RECORD SET ▸
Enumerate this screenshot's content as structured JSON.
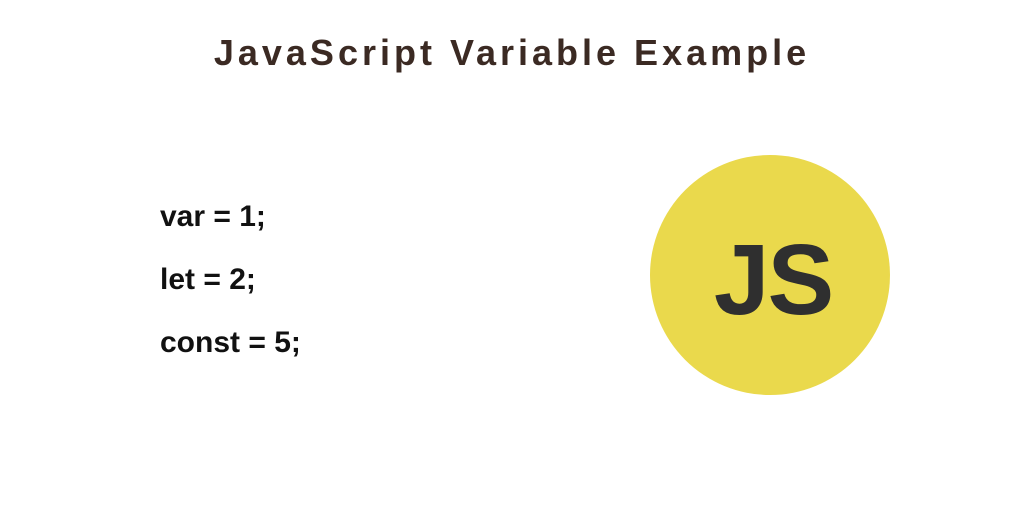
{
  "title": "JavaScript Variable Example",
  "code": {
    "lines": [
      "var = 1;",
      "let = 2;",
      "const = 5;"
    ]
  },
  "logo": {
    "text": "JS",
    "bg_color": "#ead94c",
    "fg_color": "#2f2f2f"
  }
}
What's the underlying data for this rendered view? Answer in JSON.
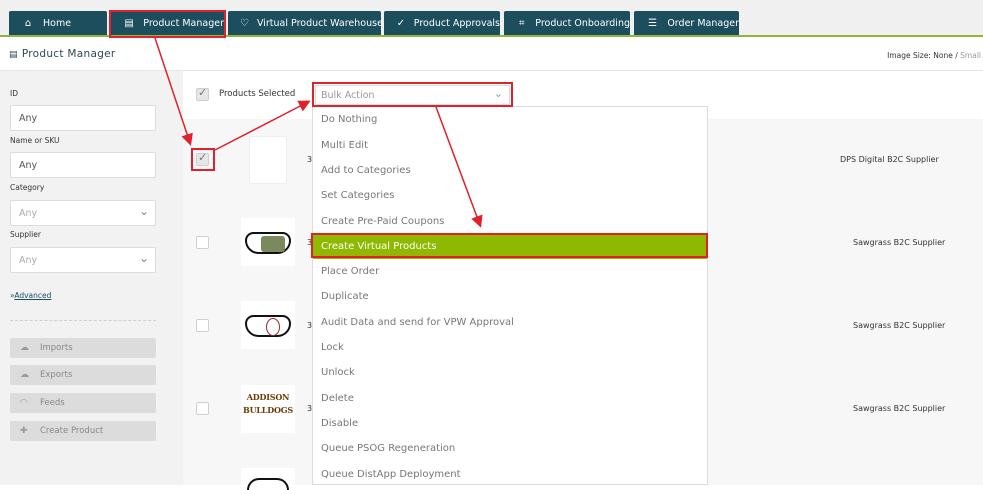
{
  "nav": {
    "tabs": [
      {
        "label": "Home",
        "icon": "home-icon"
      },
      {
        "label": "Product Manager",
        "icon": "document-icon"
      },
      {
        "label": "Virtual Product Warehouse",
        "icon": "heart-icon"
      },
      {
        "label": "Product Approvals",
        "icon": "thumbs-up-icon"
      },
      {
        "label": "Product Onboarding",
        "icon": "crop-icon"
      },
      {
        "label": "Order Manager",
        "icon": "list-icon"
      }
    ]
  },
  "header": {
    "title": "Product Manager",
    "image_size_label": "Image Size:",
    "image_size_value": "None /",
    "image_size_next": "Small"
  },
  "sidebar": {
    "id_label": "ID",
    "id_value": "Any",
    "name_label": "Name or SKU",
    "name_value": "Any",
    "category_label": "Category",
    "category_value": "Any",
    "supplier_label": "Supplier",
    "supplier_value": "Any",
    "advanced_prefix": "»",
    "advanced_link": "Advanced",
    "buttons": [
      {
        "label": "Imports",
        "icon": "cloud-upload-icon"
      },
      {
        "label": "Exports",
        "icon": "cloud-download-icon"
      },
      {
        "label": "Feeds",
        "icon": "rss-icon"
      },
      {
        "label": "Create Product",
        "icon": "plus-icon"
      }
    ]
  },
  "selection": {
    "label": "Products Selected",
    "bulk_placeholder": "Bulk Action"
  },
  "bulk_menu": {
    "items": [
      "Do Nothing",
      "Multi Edit",
      "Add to Categories",
      "Set Categories",
      "Create Pre-Paid Coupons",
      "Create Virtual Products",
      "Place Order",
      "Duplicate",
      "Audit Data and send for VPW Approval",
      "Lock",
      "Unlock",
      "Delete",
      "Disable",
      "Queue PSOG Regeneration",
      "Queue DistApp Deployment"
    ],
    "highlighted": "Create Virtual Products"
  },
  "rows": [
    {
      "id_fragment": "3",
      "supplier": "DPS Digital B2C Supplier",
      "checked": true
    },
    {
      "id_fragment": "3",
      "supplier": "Sawgrass B2C Supplier",
      "checked": false
    },
    {
      "id_fragment": "3",
      "supplier": "Sawgrass B2C Supplier",
      "checked": false
    },
    {
      "id_fragment": "3",
      "supplier": "Sawgrass B2C Supplier",
      "checked": false,
      "thumb_text_1": "ADDISON",
      "thumb_text_2": "BULLDOGS"
    }
  ],
  "colors": {
    "nav_tab": "#1c4e5e",
    "accent": "#8fb73e",
    "highlight": "#8fb800",
    "annotation": "#e0202a"
  }
}
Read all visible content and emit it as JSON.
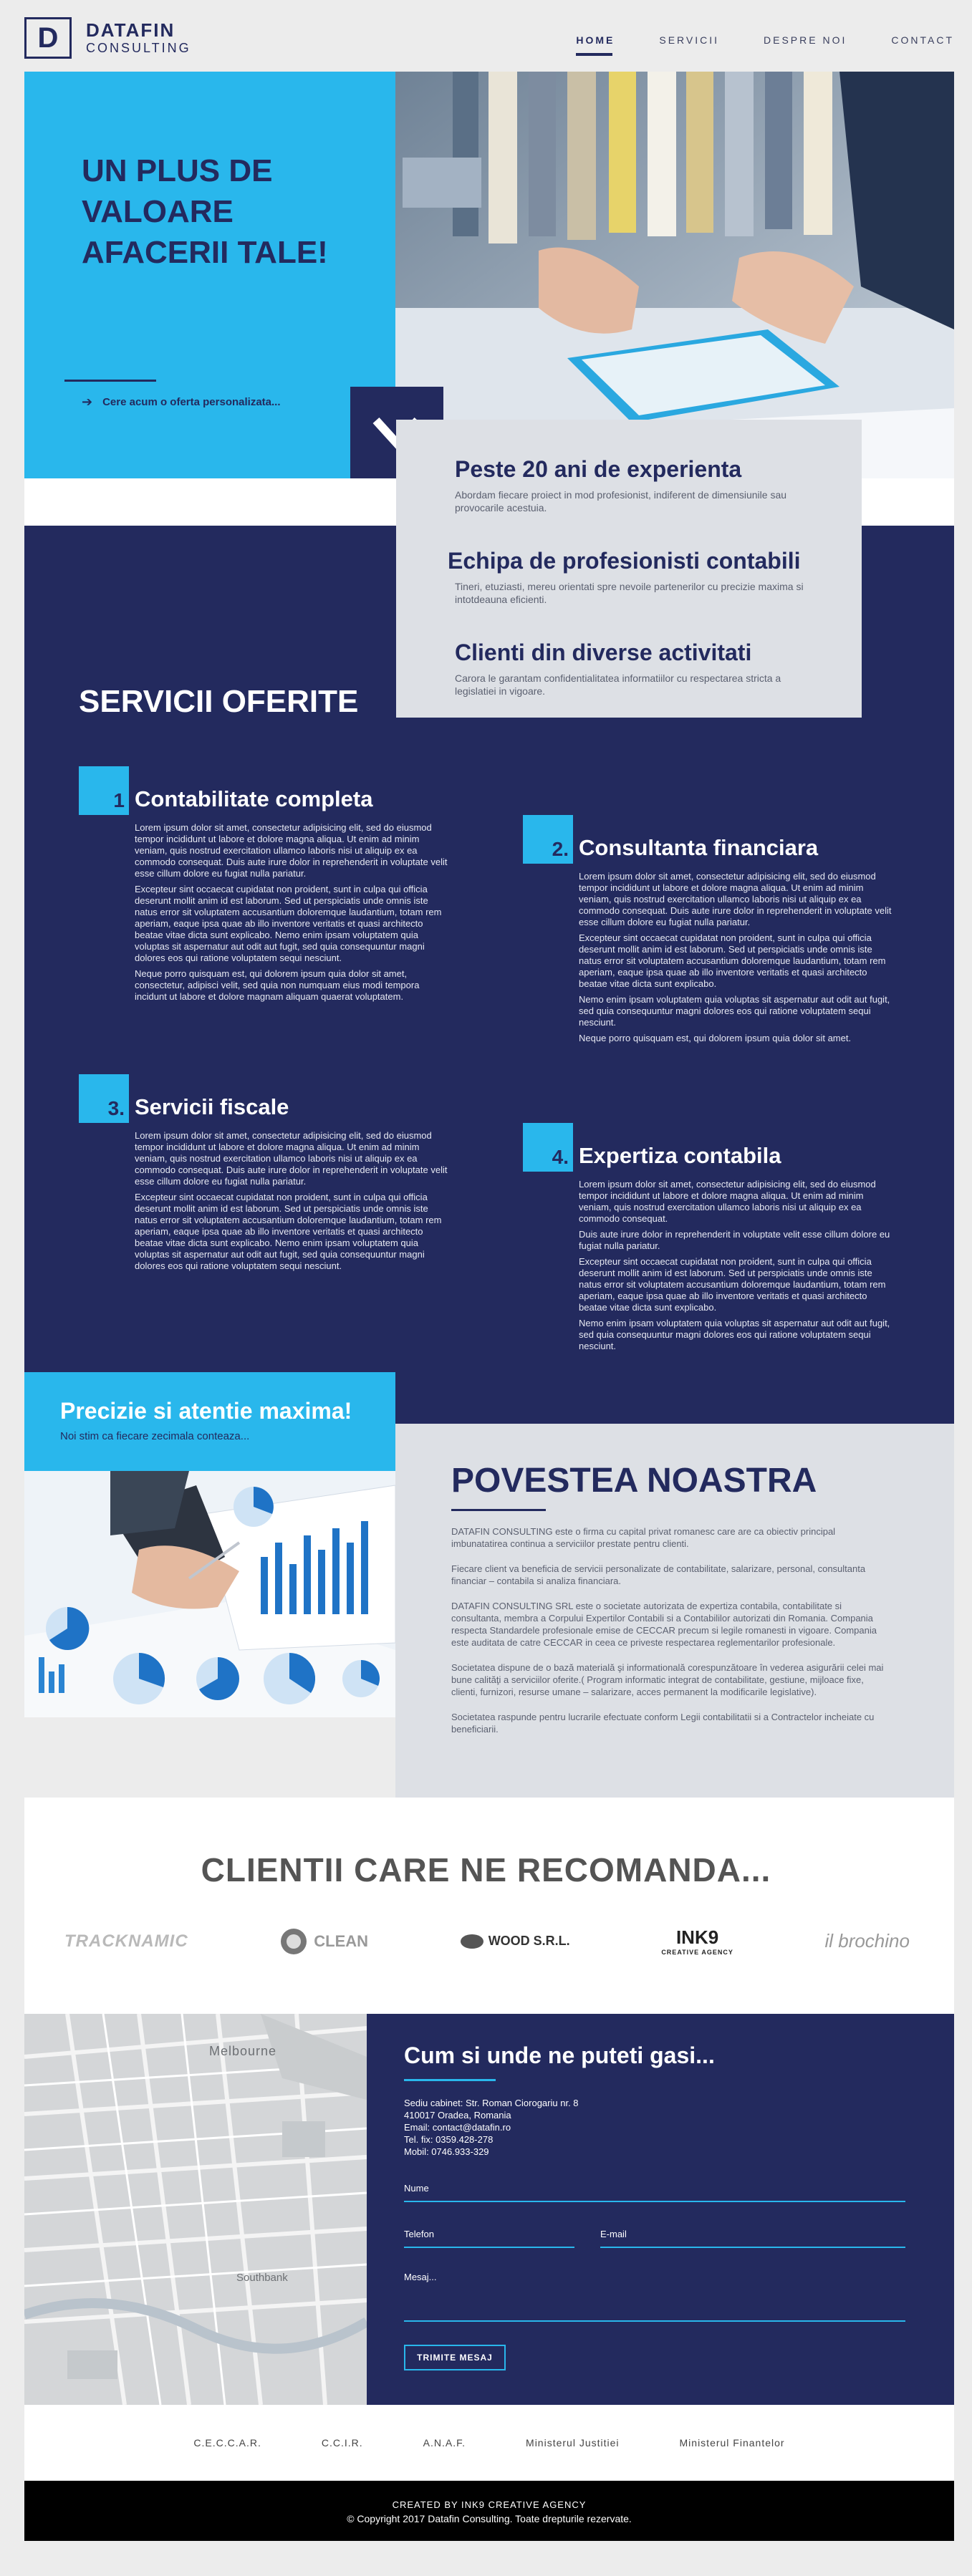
{
  "brand": {
    "letter": "D",
    "name": "DATAFIN",
    "sub": "CONSULTING"
  },
  "nav": [
    {
      "label": "HOME",
      "active": true
    },
    {
      "label": "SERVICII"
    },
    {
      "label": "DESPRE NOI"
    },
    {
      "label": "CONTACT"
    }
  ],
  "hero": {
    "title": "UN PLUS DE VALOARE AFACERII TALE!",
    "cta": "Cere acum o oferta personalizata..."
  },
  "features": [
    {
      "title": "Peste 20 ani de experienta",
      "text": "Abordam fiecare proiect in mod profesionist, indiferent de dimensiunile sau provocarile acestuia."
    },
    {
      "title": "Echipa de profesionisti contabili",
      "text": "Tineri, etuziasti, mereu orientati spre nevoile partenerilor cu precizie maxima si intotdeauna eficienti."
    },
    {
      "title": "Clienti din diverse activitati",
      "text": "Carora le garantam confidentialitatea informatiilor cu respectarea stricta a legislatiei in vigoare."
    }
  ],
  "services": {
    "title": "SERVICII OFERITE",
    "items": [
      {
        "num": "1",
        "title": "Contabilitate completa",
        "paragraphs": [
          "Lorem ipsum dolor sit amet, consectetur adipisicing elit, sed do eiusmod tempor incididunt ut labore et dolore magna aliqua. Ut enim ad minim veniam, quis nostrud exercitation ullamco laboris nisi ut aliquip ex ea commodo consequat. Duis aute irure dolor in reprehenderit in voluptate velit esse cillum dolore eu fugiat nulla pariatur.",
          "Excepteur sint occaecat cupidatat non proident, sunt in culpa qui officia deserunt mollit anim id est laborum. Sed ut perspiciatis unde omnis iste natus error sit voluptatem accusantium doloremque laudantium, totam rem aperiam, eaque ipsa quae ab illo inventore veritatis et quasi architecto beatae vitae dicta sunt explicabo. Nemo enim ipsam voluptatem quia voluptas sit aspernatur aut odit aut fugit, sed quia consequuntur magni dolores eos qui ratione voluptatem sequi nesciunt.",
          "Neque porro quisquam est, qui dolorem ipsum quia dolor sit amet, consectetur, adipisci velit, sed quia non numquam eius modi tempora incidunt ut labore et dolore magnam aliquam quaerat voluptatem."
        ]
      },
      {
        "num": "2.",
        "title": "Consultanta financiara",
        "paragraphs": [
          "Lorem ipsum dolor sit amet, consectetur adipisicing elit, sed do eiusmod tempor incididunt ut labore et dolore magna aliqua. Ut enim ad minim veniam, quis nostrud exercitation ullamco laboris nisi ut aliquip ex ea commodo consequat. Duis aute irure dolor in reprehenderit in voluptate velit esse cillum dolore eu fugiat nulla pariatur.",
          "Excepteur sint occaecat cupidatat non proident, sunt in culpa qui officia deserunt mollit anim id est laborum. Sed ut perspiciatis unde omnis iste natus error sit voluptatem accusantium doloremque laudantium, totam rem aperiam, eaque ipsa quae ab illo inventore veritatis et quasi architecto beatae vitae dicta sunt explicabo.",
          "Nemo enim ipsam voluptatem quia voluptas sit aspernatur aut odit aut fugit, sed quia consequuntur magni dolores eos qui ratione voluptatem sequi nesciunt.",
          "Neque porro quisquam est, qui dolorem ipsum quia dolor sit amet."
        ]
      },
      {
        "num": "3.",
        "title": "Servicii fiscale",
        "paragraphs": [
          "Lorem ipsum dolor sit amet, consectetur adipisicing elit, sed do eiusmod tempor incididunt ut labore et dolore magna aliqua. Ut enim ad minim veniam, quis nostrud exercitation ullamco laboris nisi ut aliquip ex ea commodo consequat. Duis aute irure dolor in reprehenderit in voluptate velit esse cillum dolore eu fugiat nulla pariatur.",
          "Excepteur sint occaecat cupidatat non proident, sunt in culpa qui officia deserunt mollit anim id est laborum. Sed ut perspiciatis unde omnis iste natus error sit voluptatem accusantium doloremque laudantium, totam rem aperiam, eaque ipsa quae ab illo inventore veritatis et quasi architecto beatae vitae dicta sunt explicabo. Nemo enim ipsam voluptatem quia voluptas sit aspernatur aut odit aut fugit, sed quia consequuntur magni dolores eos qui ratione voluptatem sequi nesciunt."
        ]
      },
      {
        "num": "4.",
        "title": "Expertiza contabila",
        "paragraphs": [
          "Lorem ipsum dolor sit amet, consectetur adipisicing elit, sed do eiusmod tempor incididunt ut labore et dolore magna aliqua. Ut enim ad minim veniam, quis nostrud exercitation ullamco laboris nisi ut aliquip ex ea commodo consequat.",
          "Duis aute irure dolor in reprehenderit in voluptate velit esse cillum dolore eu fugiat nulla pariatur.",
          "Excepteur sint occaecat cupidatat non proident, sunt in culpa qui officia deserunt mollit anim id est laborum. Sed ut perspiciatis unde omnis iste natus error sit voluptatem accusantium doloremque laudantium, totam rem aperiam, eaque ipsa quae ab illo inventore veritatis et quasi architecto beatae vitae dicta sunt explicabo.",
          "Nemo enim ipsam voluptatem quia voluptas sit aspernatur aut odit aut fugit, sed quia consequuntur magni dolores eos qui ratione voluptatem sequi nesciunt."
        ]
      }
    ]
  },
  "precision": {
    "title": "Precizie si atentie maxima!",
    "sub": "Noi stim ca fiecare zecimala conteaza..."
  },
  "story": {
    "title": "POVESTEA NOASTRA",
    "paragraphs": [
      "DATAFIN CONSULTING este o firma cu capital privat romanesc care are ca obiectiv principal imbunatatirea continua a serviciilor prestate pentru clienti.",
      "Fiecare client va beneficia de servicii personalizate de contabilitate, salarizare, personal, consultanta financiar – contabila si analiza financiara.",
      "DATAFIN CONSULTING SRL este o societate autorizata de expertiza contabila, contabilitate si consultanta, membra a Corpului Expertilor Contabili si a Contabililor autorizati din Romania. Compania respecta Standardele profesionale emise de CECCAR precum si legile romanesti in vigoare. Compania este auditata de catre CECCAR in ceea ce priveste respectarea reglementarilor profesionale.",
      "Societatea dispune de o bază materială şi informatională corespunzătoare în vederea asigurării celei mai bune calităţi a serviciilor oferite.( Program informatic integrat de contabilitate, gestiune, mijloace fixe, clienti, furnizori, resurse umane – salarizare, acces permanent la modificarile legislative).",
      "Societatea raspunde pentru lucrarile efectuate conform Legii contabilitatii si a Contractelor incheiate cu beneficiarii."
    ]
  },
  "clients": {
    "title": "CLIENTII CARE NE RECOMANDA...",
    "logos": [
      "TRACKNAMIC",
      "CLEAN",
      "WOOD S.R.L.",
      "INK9",
      "il brochino"
    ],
    "ink9_sub": "CREATIVE AGENCY"
  },
  "map": {
    "label": "Melbourne",
    "area": "Southbank"
  },
  "contact": {
    "title": "Cum si unde ne puteti gasi...",
    "lines": [
      "Sediu cabinet: Str. Roman Ciorogariu nr. 8",
      "410017 Oradea, Romania",
      "Email: contact@datafin.ro",
      "Tel. fix: 0359.428-278",
      "Mobil: 0746.933-329"
    ],
    "name_label": "Nume",
    "phone_label": "Telefon",
    "email_label": "E-mail",
    "message_label": "Mesaj...",
    "send_label": "TRIMITE MESAJ"
  },
  "partners": [
    "C.E.C.C.A.R.",
    "C.C.I.R.",
    "A.N.A.F.",
    "Ministerul Justitiei",
    "Ministerul Finantelor"
  ],
  "footer": {
    "credit": "CREATED BY INK9 CREATIVE AGENCY",
    "copyright": "© Copyright 2017 Datafin Consulting. Toate drepturile rezervate."
  },
  "colors": {
    "navy": "#232a5e",
    "accent": "#29b7ec",
    "light_gray": "#dde0e5"
  }
}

THE TASK ▸ Copy down every line of the entries containing the word "Romania".

REPLY ▸
      "DATAFIN CONSULTING SRL este o societate autorizata de expertiza contabila, contabilitate si consultanta, membra a Corpului Expertilor Contabili si a Contabililor autorizati din Romania. Compania respecta Standardele profesionale emise de CECCAR precum si legile romanesti in vigoare. Compania este auditata de catre CECCAR in ceea ce priveste respectarea reglementarilor profesionale.",
      "410017 Oradea, Romania",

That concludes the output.